#### PROBLEM STATEMENT:
In full and without deviation, write out the entries that follow.

====== SUPPLIED DATA ======

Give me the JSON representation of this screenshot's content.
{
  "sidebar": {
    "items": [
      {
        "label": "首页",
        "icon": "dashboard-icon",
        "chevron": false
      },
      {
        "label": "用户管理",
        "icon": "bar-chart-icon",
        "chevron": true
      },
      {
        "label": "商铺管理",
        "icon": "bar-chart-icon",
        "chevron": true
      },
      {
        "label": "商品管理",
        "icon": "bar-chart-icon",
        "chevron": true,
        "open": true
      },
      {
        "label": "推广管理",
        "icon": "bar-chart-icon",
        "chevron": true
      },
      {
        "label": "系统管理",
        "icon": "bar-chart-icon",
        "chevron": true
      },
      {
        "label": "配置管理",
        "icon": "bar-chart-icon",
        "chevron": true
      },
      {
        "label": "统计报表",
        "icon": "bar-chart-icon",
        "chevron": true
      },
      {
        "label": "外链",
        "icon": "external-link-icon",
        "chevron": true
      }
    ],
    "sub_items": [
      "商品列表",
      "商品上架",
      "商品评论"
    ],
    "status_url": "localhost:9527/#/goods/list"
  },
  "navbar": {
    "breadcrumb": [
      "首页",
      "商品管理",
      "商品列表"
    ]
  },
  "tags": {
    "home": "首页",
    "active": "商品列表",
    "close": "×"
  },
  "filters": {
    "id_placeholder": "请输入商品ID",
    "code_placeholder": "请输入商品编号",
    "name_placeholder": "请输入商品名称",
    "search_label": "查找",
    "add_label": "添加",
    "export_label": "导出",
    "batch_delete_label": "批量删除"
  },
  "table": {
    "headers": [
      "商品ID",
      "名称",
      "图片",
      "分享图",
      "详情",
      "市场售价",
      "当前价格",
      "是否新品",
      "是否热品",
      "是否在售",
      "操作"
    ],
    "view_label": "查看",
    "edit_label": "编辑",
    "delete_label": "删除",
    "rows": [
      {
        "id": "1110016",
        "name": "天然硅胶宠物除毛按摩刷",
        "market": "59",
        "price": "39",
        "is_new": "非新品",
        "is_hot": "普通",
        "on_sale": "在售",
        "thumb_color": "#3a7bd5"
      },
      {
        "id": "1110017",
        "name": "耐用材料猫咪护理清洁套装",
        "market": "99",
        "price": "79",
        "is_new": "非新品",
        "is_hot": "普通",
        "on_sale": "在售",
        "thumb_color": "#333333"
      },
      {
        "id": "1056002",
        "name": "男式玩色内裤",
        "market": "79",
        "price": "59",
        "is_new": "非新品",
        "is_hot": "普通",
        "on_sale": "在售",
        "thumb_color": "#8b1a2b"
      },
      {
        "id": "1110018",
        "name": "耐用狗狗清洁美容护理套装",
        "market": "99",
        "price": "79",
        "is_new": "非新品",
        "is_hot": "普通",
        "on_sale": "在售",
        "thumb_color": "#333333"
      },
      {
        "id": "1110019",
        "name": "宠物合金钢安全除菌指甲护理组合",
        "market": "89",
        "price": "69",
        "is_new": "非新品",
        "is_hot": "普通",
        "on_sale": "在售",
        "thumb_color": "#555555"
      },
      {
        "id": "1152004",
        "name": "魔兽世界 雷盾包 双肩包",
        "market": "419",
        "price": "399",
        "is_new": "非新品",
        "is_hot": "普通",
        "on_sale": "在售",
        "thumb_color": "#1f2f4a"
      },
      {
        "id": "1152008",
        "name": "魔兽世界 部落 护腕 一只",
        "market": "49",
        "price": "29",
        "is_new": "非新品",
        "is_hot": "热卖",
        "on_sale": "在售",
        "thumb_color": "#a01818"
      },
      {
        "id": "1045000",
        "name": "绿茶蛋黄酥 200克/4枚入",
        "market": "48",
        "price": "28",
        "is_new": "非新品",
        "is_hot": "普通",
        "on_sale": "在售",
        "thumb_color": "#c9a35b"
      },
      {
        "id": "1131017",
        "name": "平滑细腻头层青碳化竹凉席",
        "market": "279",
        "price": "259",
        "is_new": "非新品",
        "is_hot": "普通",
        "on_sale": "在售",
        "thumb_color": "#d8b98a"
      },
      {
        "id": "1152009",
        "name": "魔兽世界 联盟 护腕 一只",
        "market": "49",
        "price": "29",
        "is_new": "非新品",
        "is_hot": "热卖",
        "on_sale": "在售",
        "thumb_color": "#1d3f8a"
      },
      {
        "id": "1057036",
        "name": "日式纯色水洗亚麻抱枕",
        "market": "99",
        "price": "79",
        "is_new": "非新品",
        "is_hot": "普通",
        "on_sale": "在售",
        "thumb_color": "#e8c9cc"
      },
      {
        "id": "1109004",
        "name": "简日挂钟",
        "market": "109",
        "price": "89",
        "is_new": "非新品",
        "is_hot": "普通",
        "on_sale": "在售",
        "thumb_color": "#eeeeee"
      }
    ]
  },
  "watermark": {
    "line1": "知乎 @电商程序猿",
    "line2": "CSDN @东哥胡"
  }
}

======

#### RESPONSE FOR THIS EXERCISE:
Give me the JSON representation of this screenshot's content.
{
  "sidebar": {
    "items": [
      {
        "label": "首页",
        "icon": "dashboard-icon",
        "chevron": false
      },
      {
        "label": "用户管理",
        "icon": "bar-chart-icon",
        "chevron": true
      },
      {
        "label": "商铺管理",
        "icon": "bar-chart-icon",
        "chevron": true
      },
      {
        "label": "商品管理",
        "icon": "bar-chart-icon",
        "chevron": true,
        "open": true
      },
      {
        "label": "推广管理",
        "icon": "bar-chart-icon",
        "chevron": true
      },
      {
        "label": "系统管理",
        "icon": "bar-chart-icon",
        "chevron": true
      },
      {
        "label": "配置管理",
        "icon": "bar-chart-icon",
        "chevron": true
      },
      {
        "label": "统计报表",
        "icon": "bar-chart-icon",
        "chevron": true
      },
      {
        "label": "外链",
        "icon": "external-link-icon",
        "chevron": true
      }
    ],
    "sub_items": [
      "商品列表",
      "商品上架",
      "商品评论"
    ],
    "status_url": "localhost:9527/#/goods/list"
  },
  "navbar": {
    "breadcrumb": [
      "首页",
      "商品管理",
      "商品列表"
    ]
  },
  "tags": {
    "home": "首页",
    "active": "商品列表",
    "close": "×"
  },
  "filters": {
    "id_placeholder": "请输入商品ID",
    "code_placeholder": "请输入商品编号",
    "name_placeholder": "请输入商品名称",
    "search_label": "查找",
    "add_label": "添加",
    "export_label": "导出",
    "batch_delete_label": "批量删除"
  },
  "table": {
    "headers": [
      "商品ID",
      "名称",
      "图片",
      "分享图",
      "详情",
      "市场售价",
      "当前价格",
      "是否新品",
      "是否热品",
      "是否在售",
      "操作"
    ],
    "view_label": "查看",
    "edit_label": "编辑",
    "delete_label": "删除",
    "rows": [
      {
        "id": "1110016",
        "name": "天然硅胶宠物除毛按摩刷",
        "market": "59",
        "price": "39",
        "is_new": "非新品",
        "is_hot": "普通",
        "on_sale": "在售",
        "thumb_color": "#3a7bd5"
      },
      {
        "id": "1110017",
        "name": "耐用材料猫咪护理清洁套装",
        "market": "99",
        "price": "79",
        "is_new": "非新品",
        "is_hot": "普通",
        "on_sale": "在售",
        "thumb_color": "#333333"
      },
      {
        "id": "1056002",
        "name": "男式玩色内裤",
        "market": "79",
        "price": "59",
        "is_new": "非新品",
        "is_hot": "普通",
        "on_sale": "在售",
        "thumb_color": "#8b1a2b"
      },
      {
        "id": "1110018",
        "name": "耐用狗狗清洁美容护理套装",
        "market": "99",
        "price": "79",
        "is_new": "非新品",
        "is_hot": "普通",
        "on_sale": "在售",
        "thumb_color": "#333333"
      },
      {
        "id": "1110019",
        "name": "宠物合金钢安全除菌指甲护理组合",
        "market": "89",
        "price": "69",
        "is_new": "非新品",
        "is_hot": "普通",
        "on_sale": "在售",
        "thumb_color": "#555555"
      },
      {
        "id": "1152004",
        "name": "魔兽世界 雷盾包 双肩包",
        "market": "419",
        "price": "399",
        "is_new": "非新品",
        "is_hot": "普通",
        "on_sale": "在售",
        "thumb_color": "#1f2f4a"
      },
      {
        "id": "1152008",
        "name": "魔兽世界 部落 护腕 一只",
        "market": "49",
        "price": "29",
        "is_new": "非新品",
        "is_hot": "热卖",
        "on_sale": "在售",
        "thumb_color": "#a01818"
      },
      {
        "id": "1045000",
        "name": "绿茶蛋黄酥 200克/4枚入",
        "market": "48",
        "price": "28",
        "is_new": "非新品",
        "is_hot": "普通",
        "on_sale": "在售",
        "thumb_color": "#c9a35b"
      },
      {
        "id": "1131017",
        "name": "平滑细腻头层青碳化竹凉席",
        "market": "279",
        "price": "259",
        "is_new": "非新品",
        "is_hot": "普通",
        "on_sale": "在售",
        "thumb_color": "#d8b98a"
      },
      {
        "id": "1152009",
        "name": "魔兽世界 联盟 护腕 一只",
        "market": "49",
        "price": "29",
        "is_new": "非新品",
        "is_hot": "热卖",
        "on_sale": "在售",
        "thumb_color": "#1d3f8a"
      },
      {
        "id": "1057036",
        "name": "日式纯色水洗亚麻抱枕",
        "market": "99",
        "price": "79",
        "is_new": "非新品",
        "is_hot": "普通",
        "on_sale": "在售",
        "thumb_color": "#e8c9cc"
      },
      {
        "id": "1109004",
        "name": "简日挂钟",
        "market": "109",
        "price": "89",
        "is_new": "非新品",
        "is_hot": "普通",
        "on_sale": "在售",
        "thumb_color": "#eeeeee"
      }
    ]
  },
  "watermark": {
    "line1": "知乎 @电商程序猿",
    "line2": "CSDN @东哥胡"
  }
}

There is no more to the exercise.